**PROBLEM DETAILS**
Extract each line from the entries below that has the string "степени" in it.

**RECORDS SHOWN**
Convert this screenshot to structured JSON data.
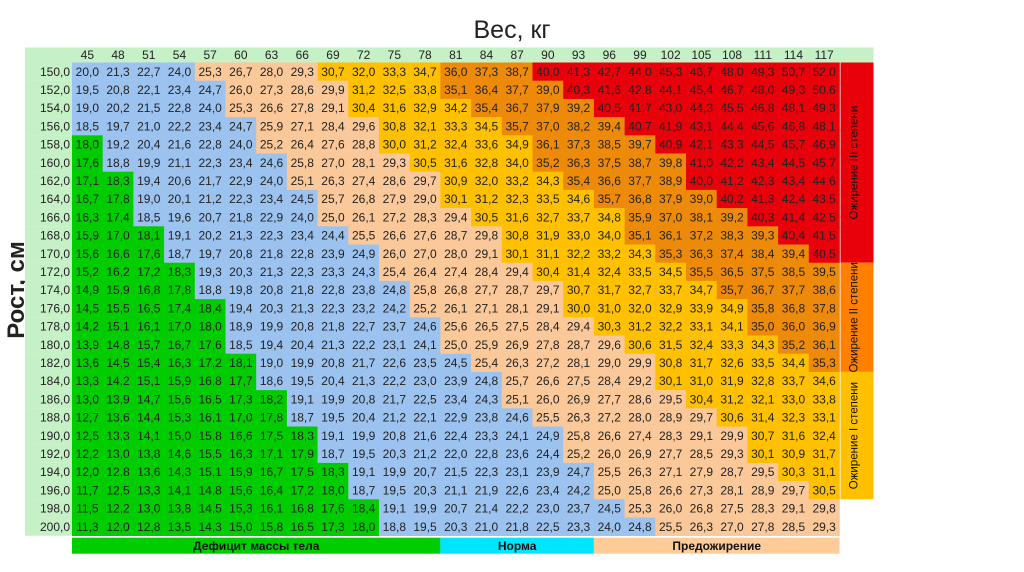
{
  "chart_data": {
    "type": "heatmap",
    "title": "Вес, кг",
    "xlabel": "Вес, кг",
    "ylabel": "Рост, см",
    "x": [
      45,
      48,
      51,
      54,
      57,
      60,
      63,
      66,
      69,
      72,
      75,
      78,
      81,
      84,
      87,
      90,
      93,
      96,
      99,
      102,
      105,
      108,
      111,
      114,
      117
    ],
    "y": [
      "150,0",
      "152,0",
      "154,0",
      "156,0",
      "158,0",
      "160,0",
      "162,0",
      "164,0",
      "166,0",
      "168,0",
      "170,0",
      "172,0",
      "174,0",
      "176,0",
      "178,0",
      "180,0",
      "182,0",
      "184,0",
      "186,0",
      "188,0",
      "190,0",
      "192,0",
      "194,0",
      "196,0",
      "198,0",
      "200,0"
    ],
    "values": [
      [
        "20,0",
        "21,3",
        "22,7",
        "24,0",
        "25,3",
        "26,7",
        "28,0",
        "29,3",
        "30,7",
        "32,0",
        "33,3",
        "34,7",
        "36,0",
        "37,3",
        "38,7",
        "40,0",
        "41,3",
        "42,7",
        "44,0",
        "45,3",
        "46,7",
        "48,0",
        "49,3",
        "50,7",
        "52,0"
      ],
      [
        "19,5",
        "20,8",
        "22,1",
        "23,4",
        "24,7",
        "26,0",
        "27,3",
        "28,6",
        "29,9",
        "31,2",
        "32,5",
        "33,8",
        "35,1",
        "36,4",
        "37,7",
        "39,0",
        "40,3",
        "41,6",
        "42,8",
        "44,1",
        "45,4",
        "46,7",
        "48,0",
        "49,3",
        "50,6"
      ],
      [
        "19,0",
        "20,2",
        "21,5",
        "22,8",
        "24,0",
        "25,3",
        "26,6",
        "27,8",
        "29,1",
        "30,4",
        "31,6",
        "32,9",
        "34,2",
        "35,4",
        "36,7",
        "37,9",
        "39,2",
        "40,5",
        "41,7",
        "43,0",
        "44,3",
        "45,5",
        "46,8",
        "48,1",
        "49,3"
      ],
      [
        "18,5",
        "19,7",
        "21,0",
        "22,2",
        "23,4",
        "24,7",
        "25,9",
        "27,1",
        "28,4",
        "29,6",
        "30,8",
        "32,1",
        "33,3",
        "34,5",
        "35,7",
        "37,0",
        "38,2",
        "39,4",
        "40,7",
        "41,9",
        "43,1",
        "44,4",
        "45,6",
        "46,8",
        "48,1"
      ],
      [
        "18,0",
        "19,2",
        "20,4",
        "21,6",
        "22,8",
        "24,0",
        "25,2",
        "26,4",
        "27,6",
        "28,8",
        "30,0",
        "31,2",
        "32,4",
        "33,6",
        "34,9",
        "36,1",
        "37,3",
        "38,5",
        "39,7",
        "40,9",
        "42,1",
        "43,3",
        "44,5",
        "45,7",
        "46,9"
      ],
      [
        "17,6",
        "18,8",
        "19,9",
        "21,1",
        "22,3",
        "23,4",
        "24,6",
        "25,8",
        "27,0",
        "28,1",
        "29,3",
        "30,5",
        "31,6",
        "32,8",
        "34,0",
        "35,2",
        "36,3",
        "37,5",
        "38,7",
        "39,8",
        "41,0",
        "42,2",
        "43,4",
        "44,5",
        "45,7"
      ],
      [
        "17,1",
        "18,3",
        "19,4",
        "20,6",
        "21,7",
        "22,9",
        "24,0",
        "25,1",
        "26,3",
        "27,4",
        "28,6",
        "29,7",
        "30,9",
        "32,0",
        "33,2",
        "34,3",
        "35,4",
        "36,6",
        "37,7",
        "38,9",
        "40,0",
        "41,2",
        "42,3",
        "43,4",
        "44,6"
      ],
      [
        "16,7",
        "17,8",
        "19,0",
        "20,1",
        "21,2",
        "22,3",
        "23,4",
        "24,5",
        "25,7",
        "26,8",
        "27,9",
        "29,0",
        "30,1",
        "31,2",
        "32,3",
        "33,5",
        "34,6",
        "35,7",
        "36,8",
        "37,9",
        "39,0",
        "40,2",
        "41,3",
        "42,4",
        "43,5"
      ],
      [
        "16,3",
        "17,4",
        "18,5",
        "19,6",
        "20,7",
        "21,8",
        "22,9",
        "24,0",
        "25,0",
        "26,1",
        "27,2",
        "28,3",
        "29,4",
        "30,5",
        "31,6",
        "32,7",
        "33,7",
        "34,8",
        "35,9",
        "37,0",
        "38,1",
        "39,2",
        "40,3",
        "41,4",
        "42,5"
      ],
      [
        "15,9",
        "17,0",
        "18,1",
        "19,1",
        "20,2",
        "21,3",
        "22,3",
        "23,4",
        "24,4",
        "25,5",
        "26,6",
        "27,6",
        "28,7",
        "29,8",
        "30,8",
        "31,9",
        "33,0",
        "34,0",
        "35,1",
        "36,1",
        "37,2",
        "38,3",
        "39,3",
        "40,4",
        "41,5"
      ],
      [
        "15,6",
        "16,6",
        "17,6",
        "18,7",
        "19,7",
        "20,8",
        "21,8",
        "22,8",
        "23,9",
        "24,9",
        "26,0",
        "27,0",
        "28,0",
        "29,1",
        "30,1",
        "31,1",
        "32,2",
        "33,2",
        "34,3",
        "35,3",
        "36,3",
        "37,4",
        "38,4",
        "39,4",
        "40,5"
      ],
      [
        "15,2",
        "16,2",
        "17,2",
        "18,3",
        "19,3",
        "20,3",
        "21,3",
        "22,3",
        "23,3",
        "24,3",
        "25,4",
        "26,4",
        "27,4",
        "28,4",
        "29,4",
        "30,4",
        "31,4",
        "32,4",
        "33,5",
        "34,5",
        "35,5",
        "36,5",
        "37,5",
        "38,5",
        "39,5"
      ],
      [
        "14,9",
        "15,9",
        "16,8",
        "17,8",
        "18,8",
        "19,8",
        "20,8",
        "21,8",
        "22,8",
        "23,8",
        "24,8",
        "25,8",
        "26,8",
        "27,7",
        "28,7",
        "29,7",
        "30,7",
        "31,7",
        "32,7",
        "33,7",
        "34,7",
        "35,7",
        "36,7",
        "37,7",
        "38,6"
      ],
      [
        "14,5",
        "15,5",
        "16,5",
        "17,4",
        "18,4",
        "19,4",
        "20,3",
        "21,3",
        "22,3",
        "23,2",
        "24,2",
        "25,2",
        "26,1",
        "27,1",
        "28,1",
        "29,1",
        "30,0",
        "31,0",
        "32,0",
        "32,9",
        "33,9",
        "34,9",
        "35,8",
        "36,8",
        "37,8"
      ],
      [
        "14,2",
        "15,1",
        "16,1",
        "17,0",
        "18,0",
        "18,9",
        "19,9",
        "20,8",
        "21,8",
        "22,7",
        "23,7",
        "24,6",
        "25,6",
        "26,5",
        "27,5",
        "28,4",
        "29,4",
        "30,3",
        "31,2",
        "32,2",
        "33,1",
        "34,1",
        "35,0",
        "36,0",
        "36,9"
      ],
      [
        "13,9",
        "14,8",
        "15,7",
        "16,7",
        "17,6",
        "18,5",
        "19,4",
        "20,4",
        "21,3",
        "22,2",
        "23,1",
        "24,1",
        "25,0",
        "25,9",
        "26,9",
        "27,8",
        "28,7",
        "29,6",
        "30,6",
        "31,5",
        "32,4",
        "33,3",
        "34,3",
        "35,2",
        "36,1"
      ],
      [
        "13,6",
        "14,5",
        "15,4",
        "16,3",
        "17,2",
        "18,1",
        "19,0",
        "19,9",
        "20,8",
        "21,7",
        "22,6",
        "23,5",
        "24,5",
        "25,4",
        "26,3",
        "27,2",
        "28,1",
        "29,0",
        "29,9",
        "30,8",
        "31,7",
        "32,6",
        "33,5",
        "34,4",
        "35,3"
      ],
      [
        "13,3",
        "14,2",
        "15,1",
        "15,9",
        "16,8",
        "17,7",
        "18,6",
        "19,5",
        "20,4",
        "21,3",
        "22,2",
        "23,0",
        "23,9",
        "24,8",
        "25,7",
        "26,6",
        "27,5",
        "28,4",
        "29,2",
        "30,1",
        "31,0",
        "31,9",
        "32,8",
        "33,7",
        "34,6"
      ],
      [
        "13,0",
        "13,9",
        "14,7",
        "15,6",
        "16,5",
        "17,3",
        "18,2",
        "19,1",
        "19,9",
        "20,8",
        "21,7",
        "22,5",
        "23,4",
        "24,3",
        "25,1",
        "26,0",
        "26,9",
        "27,7",
        "28,6",
        "29,5",
        "30,4",
        "31,2",
        "32,1",
        "33,0",
        "33,8"
      ],
      [
        "12,7",
        "13,6",
        "14,4",
        "15,3",
        "16,1",
        "17,0",
        "17,8",
        "18,7",
        "19,5",
        "20,4",
        "21,2",
        "22,1",
        "22,9",
        "23,8",
        "24,6",
        "25,5",
        "26,3",
        "27,2",
        "28,0",
        "28,9",
        "29,7",
        "30,6",
        "31,4",
        "32,3",
        "33,1"
      ],
      [
        "12,5",
        "13,3",
        "14,1",
        "15,0",
        "15,8",
        "16,6",
        "17,5",
        "18,3",
        "19,1",
        "19,9",
        "20,8",
        "21,6",
        "22,4",
        "23,3",
        "24,1",
        "24,9",
        "25,8",
        "26,6",
        "27,4",
        "28,3",
        "29,1",
        "29,9",
        "30,7",
        "31,6",
        "32,4"
      ],
      [
        "12,2",
        "13,0",
        "13,8",
        "14,6",
        "15,5",
        "16,3",
        "17,1",
        "17,9",
        "18,7",
        "19,5",
        "20,3",
        "21,2",
        "22,0",
        "22,8",
        "23,6",
        "24,4",
        "25,2",
        "26,0",
        "26,9",
        "27,7",
        "28,5",
        "29,3",
        "30,1",
        "30,9",
        "31,7"
      ],
      [
        "12,0",
        "12,8",
        "13,6",
        "14,3",
        "15,1",
        "15,9",
        "16,7",
        "17,5",
        "18,3",
        "19,1",
        "19,9",
        "20,7",
        "21,5",
        "22,3",
        "23,1",
        "23,9",
        "24,7",
        "25,5",
        "26,3",
        "27,1",
        "27,9",
        "28,7",
        "29,5",
        "30,3",
        "31,1"
      ],
      [
        "11,7",
        "12,5",
        "13,3",
        "14,1",
        "14,8",
        "15,6",
        "16,4",
        "17,2",
        "18,0",
        "18,7",
        "19,5",
        "20,3",
        "21,1",
        "21,9",
        "22,6",
        "23,4",
        "24,2",
        "25,0",
        "25,8",
        "26,6",
        "27,3",
        "28,1",
        "28,9",
        "29,7",
        "30,5"
      ],
      [
        "11,5",
        "12,2",
        "13,0",
        "13,8",
        "14,5",
        "15,3",
        "16,1",
        "16,8",
        "17,6",
        "18,4",
        "19,1",
        "19,9",
        "20,7",
        "21,4",
        "22,2",
        "23,0",
        "23,7",
        "24,5",
        "25,3",
        "26,0",
        "26,8",
        "27,5",
        "28,3",
        "29,1",
        "29,8"
      ],
      [
        "11,3",
        "12,0",
        "12,8",
        "13,5",
        "14,3",
        "15,0",
        "15,8",
        "16,5",
        "17,3",
        "18,0",
        "18,8",
        "19,5",
        "20,3",
        "21,0",
        "21,8",
        "22,5",
        "23,3",
        "24,0",
        "24,8",
        "25,5",
        "26,3",
        "27,0",
        "27,8",
        "28,5",
        "29,3"
      ]
    ],
    "categories_bottom": [
      {
        "label": "Дефицит массы тела",
        "color": "#00cc00"
      },
      {
        "label": "Норма",
        "color": "#00e5ff"
      },
      {
        "label": "Предожирение",
        "color": "#ffcc99"
      }
    ],
    "categories_side": [
      {
        "label": "Ожирение III степени",
        "color": "#e8000a"
      },
      {
        "label": "Ожирение II степени",
        "color": "#ff8000"
      },
      {
        "label": "Ожирение I степени",
        "color": "#ffc000"
      }
    ],
    "cell_colors": {
      "underweight": "#00cc00",
      "normal": "#9cc3f0",
      "overweight": "#fbc999",
      "obese_1": "#ffc000",
      "obese_2": "#ee8a0a",
      "obese_3": "#e8000a"
    },
    "header_color": "#c6f0c6",
    "thresholds": [
      18.5,
      25,
      30,
      35,
      40
    ]
  }
}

**ANSWER BELOW**
        "label": "Ожирение III степени",
        "label": "Ожирение II степени",
        "label": "Ожирение I степени",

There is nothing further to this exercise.